_SHORT PROBLEM_
Copy, from the entries below, each line where the word "TradingView" can be found.

_RECORDS PROVIDED_
• • • • •

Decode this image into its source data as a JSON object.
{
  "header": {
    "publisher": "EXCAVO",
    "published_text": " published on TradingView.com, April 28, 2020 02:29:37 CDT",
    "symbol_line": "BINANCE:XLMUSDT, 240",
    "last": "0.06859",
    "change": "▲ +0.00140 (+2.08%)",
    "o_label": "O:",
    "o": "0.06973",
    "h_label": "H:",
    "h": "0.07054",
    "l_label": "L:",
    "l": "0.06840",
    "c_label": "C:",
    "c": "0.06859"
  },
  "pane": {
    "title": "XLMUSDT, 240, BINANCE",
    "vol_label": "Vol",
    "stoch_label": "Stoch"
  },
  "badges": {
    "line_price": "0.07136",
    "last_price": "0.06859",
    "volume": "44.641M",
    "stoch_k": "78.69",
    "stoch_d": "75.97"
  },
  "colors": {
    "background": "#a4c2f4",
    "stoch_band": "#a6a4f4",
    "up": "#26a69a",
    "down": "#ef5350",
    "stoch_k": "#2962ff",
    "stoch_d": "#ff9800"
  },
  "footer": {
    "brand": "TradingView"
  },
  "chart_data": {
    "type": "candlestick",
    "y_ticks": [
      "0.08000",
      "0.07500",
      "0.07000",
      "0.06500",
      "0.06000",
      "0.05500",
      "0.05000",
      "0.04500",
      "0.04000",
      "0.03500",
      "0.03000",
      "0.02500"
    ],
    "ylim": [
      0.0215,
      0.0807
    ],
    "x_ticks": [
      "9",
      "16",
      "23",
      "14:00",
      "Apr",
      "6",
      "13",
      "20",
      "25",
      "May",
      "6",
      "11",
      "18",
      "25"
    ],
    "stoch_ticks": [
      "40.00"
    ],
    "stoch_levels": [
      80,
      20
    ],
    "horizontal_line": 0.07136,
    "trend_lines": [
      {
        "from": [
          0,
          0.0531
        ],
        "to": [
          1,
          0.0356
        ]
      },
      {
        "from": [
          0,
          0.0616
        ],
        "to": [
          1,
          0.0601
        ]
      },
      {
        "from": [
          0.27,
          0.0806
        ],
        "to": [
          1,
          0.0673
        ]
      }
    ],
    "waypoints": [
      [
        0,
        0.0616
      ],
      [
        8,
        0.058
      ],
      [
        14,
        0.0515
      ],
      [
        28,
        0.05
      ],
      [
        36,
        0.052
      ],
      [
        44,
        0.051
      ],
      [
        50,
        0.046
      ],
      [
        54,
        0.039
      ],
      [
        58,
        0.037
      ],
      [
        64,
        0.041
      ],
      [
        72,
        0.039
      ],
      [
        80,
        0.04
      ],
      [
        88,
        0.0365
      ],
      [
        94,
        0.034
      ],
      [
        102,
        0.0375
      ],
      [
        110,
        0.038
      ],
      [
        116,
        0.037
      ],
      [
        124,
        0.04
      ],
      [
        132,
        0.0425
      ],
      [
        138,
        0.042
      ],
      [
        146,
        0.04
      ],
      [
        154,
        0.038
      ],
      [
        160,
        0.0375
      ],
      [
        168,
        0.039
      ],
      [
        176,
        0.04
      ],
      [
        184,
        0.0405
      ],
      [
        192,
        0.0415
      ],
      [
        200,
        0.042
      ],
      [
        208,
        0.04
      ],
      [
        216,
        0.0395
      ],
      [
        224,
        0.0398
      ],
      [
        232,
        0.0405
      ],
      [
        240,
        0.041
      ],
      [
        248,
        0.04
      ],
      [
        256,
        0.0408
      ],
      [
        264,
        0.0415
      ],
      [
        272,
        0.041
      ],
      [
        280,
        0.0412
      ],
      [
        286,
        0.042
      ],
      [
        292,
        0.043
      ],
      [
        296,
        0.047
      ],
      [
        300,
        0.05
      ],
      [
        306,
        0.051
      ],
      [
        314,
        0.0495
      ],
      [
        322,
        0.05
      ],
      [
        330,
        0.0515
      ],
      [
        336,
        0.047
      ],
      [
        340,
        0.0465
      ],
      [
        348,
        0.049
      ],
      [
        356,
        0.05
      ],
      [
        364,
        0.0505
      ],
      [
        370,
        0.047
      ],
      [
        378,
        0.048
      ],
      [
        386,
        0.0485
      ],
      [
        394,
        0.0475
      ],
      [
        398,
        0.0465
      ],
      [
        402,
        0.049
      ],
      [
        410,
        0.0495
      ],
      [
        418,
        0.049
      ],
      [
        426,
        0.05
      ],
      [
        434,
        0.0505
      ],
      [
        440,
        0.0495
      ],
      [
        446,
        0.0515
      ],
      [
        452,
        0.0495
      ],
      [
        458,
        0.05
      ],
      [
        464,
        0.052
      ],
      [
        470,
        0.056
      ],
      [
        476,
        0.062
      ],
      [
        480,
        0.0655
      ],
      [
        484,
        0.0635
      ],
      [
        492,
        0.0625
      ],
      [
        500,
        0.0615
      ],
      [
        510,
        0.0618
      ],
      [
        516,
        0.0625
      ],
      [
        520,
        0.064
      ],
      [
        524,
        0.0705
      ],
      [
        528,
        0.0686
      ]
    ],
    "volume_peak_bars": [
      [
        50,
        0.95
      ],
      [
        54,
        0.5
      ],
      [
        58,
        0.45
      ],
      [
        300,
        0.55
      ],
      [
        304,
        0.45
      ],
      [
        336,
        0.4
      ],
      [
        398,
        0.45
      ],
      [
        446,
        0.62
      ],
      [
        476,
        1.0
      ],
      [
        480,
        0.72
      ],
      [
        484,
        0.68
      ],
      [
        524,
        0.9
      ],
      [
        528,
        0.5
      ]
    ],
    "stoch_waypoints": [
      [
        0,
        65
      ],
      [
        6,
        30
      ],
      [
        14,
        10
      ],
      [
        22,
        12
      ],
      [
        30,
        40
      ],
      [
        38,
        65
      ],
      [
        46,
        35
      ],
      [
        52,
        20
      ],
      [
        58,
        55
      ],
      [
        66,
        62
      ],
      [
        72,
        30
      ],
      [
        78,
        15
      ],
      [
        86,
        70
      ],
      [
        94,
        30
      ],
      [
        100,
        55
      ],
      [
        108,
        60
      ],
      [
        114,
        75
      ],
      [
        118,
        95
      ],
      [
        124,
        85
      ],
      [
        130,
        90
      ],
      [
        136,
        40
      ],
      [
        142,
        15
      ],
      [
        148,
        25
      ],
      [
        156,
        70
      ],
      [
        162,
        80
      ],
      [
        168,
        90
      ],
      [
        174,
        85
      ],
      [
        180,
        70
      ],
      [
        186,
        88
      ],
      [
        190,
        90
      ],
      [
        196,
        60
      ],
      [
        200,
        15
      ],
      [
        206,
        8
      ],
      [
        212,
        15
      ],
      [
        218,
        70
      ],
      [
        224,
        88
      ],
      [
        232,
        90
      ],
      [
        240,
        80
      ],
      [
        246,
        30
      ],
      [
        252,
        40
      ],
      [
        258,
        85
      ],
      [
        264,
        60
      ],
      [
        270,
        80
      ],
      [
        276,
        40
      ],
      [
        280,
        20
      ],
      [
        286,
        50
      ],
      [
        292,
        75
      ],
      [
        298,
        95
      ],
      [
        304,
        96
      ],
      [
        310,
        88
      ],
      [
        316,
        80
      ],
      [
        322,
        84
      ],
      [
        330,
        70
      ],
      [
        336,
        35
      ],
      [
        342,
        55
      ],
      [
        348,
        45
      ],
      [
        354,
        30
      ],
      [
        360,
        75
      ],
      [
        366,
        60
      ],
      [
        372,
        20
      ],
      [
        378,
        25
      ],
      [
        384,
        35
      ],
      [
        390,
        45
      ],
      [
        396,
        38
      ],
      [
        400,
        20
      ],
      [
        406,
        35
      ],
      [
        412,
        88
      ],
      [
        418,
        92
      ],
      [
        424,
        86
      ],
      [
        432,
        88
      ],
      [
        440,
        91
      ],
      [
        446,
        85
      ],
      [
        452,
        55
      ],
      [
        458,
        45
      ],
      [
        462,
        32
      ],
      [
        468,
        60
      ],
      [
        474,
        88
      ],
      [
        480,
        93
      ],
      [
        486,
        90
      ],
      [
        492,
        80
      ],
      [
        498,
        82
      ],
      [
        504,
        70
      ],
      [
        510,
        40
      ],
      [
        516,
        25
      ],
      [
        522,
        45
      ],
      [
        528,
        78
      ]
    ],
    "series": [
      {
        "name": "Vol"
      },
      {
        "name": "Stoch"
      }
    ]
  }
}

• • • • •

_FINISHED ANSWER_
    "published_text": " published on TradingView.com, April 28, 2020 02:29:37 CDT",
    "brand": "TradingView"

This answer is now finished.